■ **The task**
Could you give the entries again, exactly as written?

(Stored data entries)
^^^^^^^^^^^^^^^^

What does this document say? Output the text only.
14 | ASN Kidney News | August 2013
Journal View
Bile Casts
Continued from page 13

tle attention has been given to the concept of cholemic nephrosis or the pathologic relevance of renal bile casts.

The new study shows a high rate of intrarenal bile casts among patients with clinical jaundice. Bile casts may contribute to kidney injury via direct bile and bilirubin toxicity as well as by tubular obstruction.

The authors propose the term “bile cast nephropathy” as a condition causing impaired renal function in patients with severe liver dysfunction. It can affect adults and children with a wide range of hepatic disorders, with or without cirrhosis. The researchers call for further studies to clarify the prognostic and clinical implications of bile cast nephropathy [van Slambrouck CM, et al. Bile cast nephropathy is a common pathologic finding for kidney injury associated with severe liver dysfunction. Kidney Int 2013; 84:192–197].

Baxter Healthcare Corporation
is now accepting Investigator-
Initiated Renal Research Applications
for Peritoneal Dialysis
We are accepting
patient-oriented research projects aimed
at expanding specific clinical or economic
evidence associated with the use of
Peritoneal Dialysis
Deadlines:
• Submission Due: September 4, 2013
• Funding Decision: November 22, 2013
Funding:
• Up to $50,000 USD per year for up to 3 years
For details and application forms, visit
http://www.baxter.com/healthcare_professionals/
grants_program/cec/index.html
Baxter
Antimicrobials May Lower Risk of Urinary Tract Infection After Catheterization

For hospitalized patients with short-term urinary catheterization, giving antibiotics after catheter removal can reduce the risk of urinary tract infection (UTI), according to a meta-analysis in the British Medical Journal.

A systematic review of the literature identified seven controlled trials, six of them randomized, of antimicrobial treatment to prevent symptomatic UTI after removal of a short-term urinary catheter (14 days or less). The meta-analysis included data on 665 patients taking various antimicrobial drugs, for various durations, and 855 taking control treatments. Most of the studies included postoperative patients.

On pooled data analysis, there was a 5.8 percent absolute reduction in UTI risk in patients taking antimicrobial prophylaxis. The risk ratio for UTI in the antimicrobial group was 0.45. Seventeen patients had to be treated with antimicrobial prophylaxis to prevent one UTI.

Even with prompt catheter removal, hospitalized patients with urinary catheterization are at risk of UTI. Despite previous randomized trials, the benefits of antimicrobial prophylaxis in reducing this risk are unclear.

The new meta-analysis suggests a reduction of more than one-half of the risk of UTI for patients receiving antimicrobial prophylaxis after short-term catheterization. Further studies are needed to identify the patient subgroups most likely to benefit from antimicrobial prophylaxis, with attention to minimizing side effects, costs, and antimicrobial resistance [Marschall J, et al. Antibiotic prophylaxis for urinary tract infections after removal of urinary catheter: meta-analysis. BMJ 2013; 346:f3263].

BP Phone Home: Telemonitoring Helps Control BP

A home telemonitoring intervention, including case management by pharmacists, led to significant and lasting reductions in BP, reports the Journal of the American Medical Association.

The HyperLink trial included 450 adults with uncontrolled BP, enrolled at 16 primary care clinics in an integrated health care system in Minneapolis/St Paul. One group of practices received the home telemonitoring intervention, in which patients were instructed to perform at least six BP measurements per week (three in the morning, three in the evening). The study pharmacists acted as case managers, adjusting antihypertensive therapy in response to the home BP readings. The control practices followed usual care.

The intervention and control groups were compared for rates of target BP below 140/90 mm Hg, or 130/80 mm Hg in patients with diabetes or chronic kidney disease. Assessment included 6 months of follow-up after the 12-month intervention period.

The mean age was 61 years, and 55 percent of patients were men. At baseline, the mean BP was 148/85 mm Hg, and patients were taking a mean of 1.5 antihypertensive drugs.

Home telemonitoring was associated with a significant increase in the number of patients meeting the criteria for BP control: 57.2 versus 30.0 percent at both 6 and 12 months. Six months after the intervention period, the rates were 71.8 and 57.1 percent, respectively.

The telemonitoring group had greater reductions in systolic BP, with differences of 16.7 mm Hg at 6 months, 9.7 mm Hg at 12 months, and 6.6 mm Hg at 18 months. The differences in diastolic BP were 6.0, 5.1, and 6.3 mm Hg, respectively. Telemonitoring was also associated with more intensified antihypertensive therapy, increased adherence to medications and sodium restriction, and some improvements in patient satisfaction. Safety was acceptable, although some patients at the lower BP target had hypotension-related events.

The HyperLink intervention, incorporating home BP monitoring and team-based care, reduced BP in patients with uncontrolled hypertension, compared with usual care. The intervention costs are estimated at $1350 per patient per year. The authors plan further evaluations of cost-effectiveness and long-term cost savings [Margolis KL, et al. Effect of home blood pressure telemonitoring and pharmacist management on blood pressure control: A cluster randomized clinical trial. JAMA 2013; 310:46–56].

^^^^^^^^^^^^^^^^

■ **Answer space**
What does this document say? Output the text only.
14 | ASN Kidney News | August 2013
Journal View
Bile Casts
Continued from page 13

tle attention has been given to the concept of cholemic nephrosis or the pathologic relevance of renal bile casts.

The new study shows a high rate of intrarenal bile casts among patients with clinical jaundice. Bile casts may contribute to kidney injury via direct bile and bilirubin toxicity as well as by tubular obstruction.

The authors propose the term “bile cast nephropathy” as a condition causing impaired renal function in patients with severe liver dysfunction. It can affect adults and children with a wide range of hepatic disorders, with or without cirrhosis. The researchers call for further studies to clarify the prognostic and clinical implications of bile cast nephropathy [van Slambrouck CM, et al. Bile cast nephropathy is a common pathologic finding for kidney injury associated with severe liver dysfunction. Kidney Int 2013; 84:192–197].

Baxter Healthcare Corporation
is now accepting Investigator-
Initiated Renal Research Applications
for Peritoneal Dialysis
We are accepting
patient-oriented research projects aimed
at expanding specific clinical or economic
evidence associated with the use of
Peritoneal Dialysis
Deadlines:
• Submission Due: September 4, 2013
• Funding Decision: November 22, 2013
Funding:
• Up to $50,000 USD per year for up to 3 years
For details and application forms, visit
http://www.baxter.com/healthcare_professionals/
grants_program/cec/index.html
Baxter
Antimicrobials May Lower Risk of Urinary Tract Infection After Catheterization

For hospitalized patients with short-term urinary catheterization, giving antibiotics after catheter removal can reduce the risk of urinary tract infection (UTI), according to a meta-analysis in the British Medical Journal.

A systematic review of the literature identified seven controlled trials, six of them randomized, of antimicrobial treatment to prevent symptomatic UTI after removal of a short-term urinary catheter (14 days or less). The meta-analysis included data on 665 patients taking various antimicrobial drugs, for various durations, and 855 taking control treatments. Most of the studies included postoperative patients.

On pooled data analysis, there was a 5.8 percent absolute reduction in UTI risk in patients taking antimicrobial prophylaxis. The risk ratio for UTI in the antimicrobial group was 0.45. Seventeen patients had to be treated with antimicrobial prophylaxis to prevent one UTI.

Even with prompt catheter removal, hospitalized patients with urinary catheterization are at risk of UTI. Despite previous randomized trials, the benefits of antimicrobial prophylaxis in reducing this risk are unclear.

The new meta-analysis suggests a reduction of more than one-half of the risk of UTI for patients receiving antimicrobial prophylaxis after short-term catheterization. Further studies are needed to identify the patient subgroups most likely to benefit from antimicrobial prophylaxis, with attention to minimizing side effects, costs, and antimicrobial resistance [Marschall J, et al. Antibiotic prophylaxis for urinary tract infections after removal of urinary catheter: meta-analysis. BMJ 2013; 346:f3263].

BP Phone Home: Telemonitoring Helps Control BP

A home telemonitoring intervention, including case management by pharmacists, led to significant and lasting reductions in BP, reports the Journal of the American Medical Association.

The HyperLink trial included 450 adults with uncontrolled BP, enrolled at 16 primary care clinics in an integrated health care system in Minneapolis/St Paul. One group of practices received the home telemonitoring intervention, in which patients were instructed to perform at least six BP measurements per week (three in the morning, three in the evening). The study pharmacists acted as case managers, adjusting antihypertensive therapy in response to the home BP readings. The control practices followed usual care.

The intervention and control groups were compared for rates of target BP below 140/90 mm Hg, or 130/80 mm Hg in patients with diabetes or chronic kidney disease. Assessment included 6 months of follow-up after the 12-month intervention period.

The mean age was 61 years, and 55 percent of patients were men. At baseline, the mean BP was 148/85 mm Hg, and patients were taking a mean of 1.5 antihypertensive drugs.

Home telemonitoring was associated with a significant increase in the number of patients meeting the criteria for BP control: 57.2 versus 30.0 percent at both 6 and 12 months. Six months after the intervention period, the rates were 71.8 and 57.1 percent, respectively.

The telemonitoring group had greater reductions in systolic BP, with differences of 16.7 mm Hg at 6 months, 9.7 mm Hg at 12 months, and 6.6 mm Hg at 18 months. The differences in diastolic BP were 6.0, 5.1, and 6.3 mm Hg, respectively. Telemonitoring was also associated with more intensified antihypertensive therapy, increased adherence to medications and sodium restriction, and some improvements in patient satisfaction. Safety was acceptable, although some patients at the lower BP target had hypotension-related events.

The HyperLink intervention, incorporating home BP monitoring and team-based care, reduced BP in patients with uncontrolled hypertension, compared with usual care. The intervention costs are estimated at $1350 per patient per year. The authors plan further evaluations of cost-effectiveness and long-term cost savings [Margolis KL, et al. Effect of home blood pressure telemonitoring and pharmacist management on blood pressure control: A cluster randomized clinical trial. JAMA 2013; 310:46–56].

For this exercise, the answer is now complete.